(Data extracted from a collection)
────────
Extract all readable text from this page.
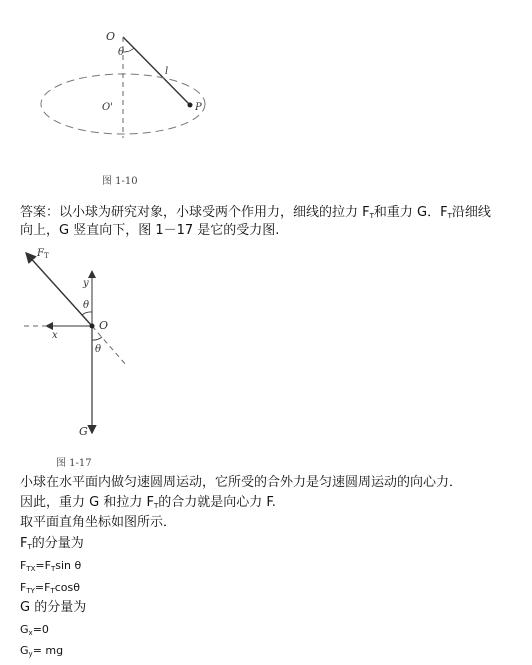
O
θ
l
O'	P
图 1-10
答案：以小球为研究对象，小球受两个作用力，细线的拉力 $F_T$和重力 G．$F_T$沿细线
向上，G 竖直向下，图 1－17 是它的受力图.
$F_T$
y
θ
O
x
θ
G
图 1-17
小球在水平面内做匀速圆周运动，它所受的合外力是匀速圆周运动的向心力．
因此，重力 G 和拉力 $F_T$的合力就是向心力 F.
取平面直角坐标如图所示．
$F_T$的分量为
$F_{TX}=F_T\sin$ θ
$F_{TY}=F_T\cos\theta$
G 的分量为
$G_x=0$
$G_y=$ mg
────────
■ **Exercise details**
Copy the whole of the material above exactly, but not its images.

■ **Expected output**
Extract all readable text from this page.
O
θ
l
O'	P
图 1-10
答案：以小球为研究对象，小球受两个作用力，细线的拉力 $F_T$和重力 G．$F_T$沿细线
向上，G 竖直向下，图 1－17 是它的受力图.
$F_T$
y
θ
O
x
θ
G
图 1-17
小球在水平面内做匀速圆周运动，它所受的合外力是匀速圆周运动的向心力．
因此，重力 G 和拉力 $F_T$的合力就是向心力 F.
取平面直角坐标如图所示．
$F_T$的分量为
$F_{TX}=F_T\sin$ θ
$F_{TY}=F_T\cos\theta$
G 的分量为
$G_x=0$
$G_y=$ mg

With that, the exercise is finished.